What to work on:
Check each line for the string "name", then give only how many lines have it.

(Records about charts and figures)
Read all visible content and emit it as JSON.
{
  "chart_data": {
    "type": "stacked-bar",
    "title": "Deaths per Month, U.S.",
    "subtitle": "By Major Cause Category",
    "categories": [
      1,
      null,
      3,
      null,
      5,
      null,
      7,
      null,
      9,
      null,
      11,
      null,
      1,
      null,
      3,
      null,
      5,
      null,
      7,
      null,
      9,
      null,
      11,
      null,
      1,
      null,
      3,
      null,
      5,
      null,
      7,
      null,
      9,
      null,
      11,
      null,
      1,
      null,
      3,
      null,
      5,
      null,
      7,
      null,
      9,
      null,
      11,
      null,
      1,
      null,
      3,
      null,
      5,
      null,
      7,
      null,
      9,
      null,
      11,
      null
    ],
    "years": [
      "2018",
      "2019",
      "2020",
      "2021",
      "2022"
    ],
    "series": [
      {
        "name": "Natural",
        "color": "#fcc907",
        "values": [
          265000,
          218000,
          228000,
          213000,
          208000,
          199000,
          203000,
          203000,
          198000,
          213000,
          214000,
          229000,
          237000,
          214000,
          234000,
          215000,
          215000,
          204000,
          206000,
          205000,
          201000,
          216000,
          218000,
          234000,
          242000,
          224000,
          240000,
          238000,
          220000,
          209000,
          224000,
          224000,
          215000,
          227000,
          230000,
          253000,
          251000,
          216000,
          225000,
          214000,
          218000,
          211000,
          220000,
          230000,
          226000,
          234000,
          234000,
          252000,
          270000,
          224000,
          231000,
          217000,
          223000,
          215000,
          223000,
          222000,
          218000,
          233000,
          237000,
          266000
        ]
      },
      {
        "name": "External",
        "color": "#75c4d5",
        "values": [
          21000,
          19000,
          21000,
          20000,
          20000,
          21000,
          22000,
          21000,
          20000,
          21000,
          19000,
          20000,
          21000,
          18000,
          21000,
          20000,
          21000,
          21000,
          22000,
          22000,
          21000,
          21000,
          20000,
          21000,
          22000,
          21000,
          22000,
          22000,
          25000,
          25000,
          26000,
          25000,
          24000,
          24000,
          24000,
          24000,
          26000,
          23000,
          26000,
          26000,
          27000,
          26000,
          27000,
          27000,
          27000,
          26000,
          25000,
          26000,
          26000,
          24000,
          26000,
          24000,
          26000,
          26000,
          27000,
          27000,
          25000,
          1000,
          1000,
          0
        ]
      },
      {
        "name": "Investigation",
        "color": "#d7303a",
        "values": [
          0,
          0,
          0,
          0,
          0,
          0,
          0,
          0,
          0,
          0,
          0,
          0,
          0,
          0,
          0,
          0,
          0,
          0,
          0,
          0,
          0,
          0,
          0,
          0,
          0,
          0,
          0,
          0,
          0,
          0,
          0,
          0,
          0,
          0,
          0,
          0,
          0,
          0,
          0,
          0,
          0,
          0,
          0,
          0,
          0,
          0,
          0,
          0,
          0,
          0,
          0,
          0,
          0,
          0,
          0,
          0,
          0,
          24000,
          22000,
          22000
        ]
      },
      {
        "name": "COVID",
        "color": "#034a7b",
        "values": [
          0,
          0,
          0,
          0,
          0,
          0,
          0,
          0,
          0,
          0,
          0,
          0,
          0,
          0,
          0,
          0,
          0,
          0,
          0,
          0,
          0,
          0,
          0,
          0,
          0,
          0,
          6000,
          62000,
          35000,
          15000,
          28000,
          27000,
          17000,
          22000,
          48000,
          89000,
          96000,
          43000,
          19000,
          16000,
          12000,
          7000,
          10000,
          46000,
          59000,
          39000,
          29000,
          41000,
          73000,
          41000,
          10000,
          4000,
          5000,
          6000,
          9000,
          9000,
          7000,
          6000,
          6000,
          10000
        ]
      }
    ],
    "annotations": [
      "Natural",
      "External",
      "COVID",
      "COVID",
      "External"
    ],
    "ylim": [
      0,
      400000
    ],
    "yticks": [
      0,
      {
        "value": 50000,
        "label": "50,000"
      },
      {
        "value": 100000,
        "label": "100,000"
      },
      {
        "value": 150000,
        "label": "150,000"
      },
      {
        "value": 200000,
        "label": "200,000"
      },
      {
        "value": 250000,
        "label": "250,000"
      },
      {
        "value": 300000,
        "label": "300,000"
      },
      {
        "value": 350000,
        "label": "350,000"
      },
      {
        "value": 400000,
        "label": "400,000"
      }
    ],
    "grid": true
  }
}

Reply:
4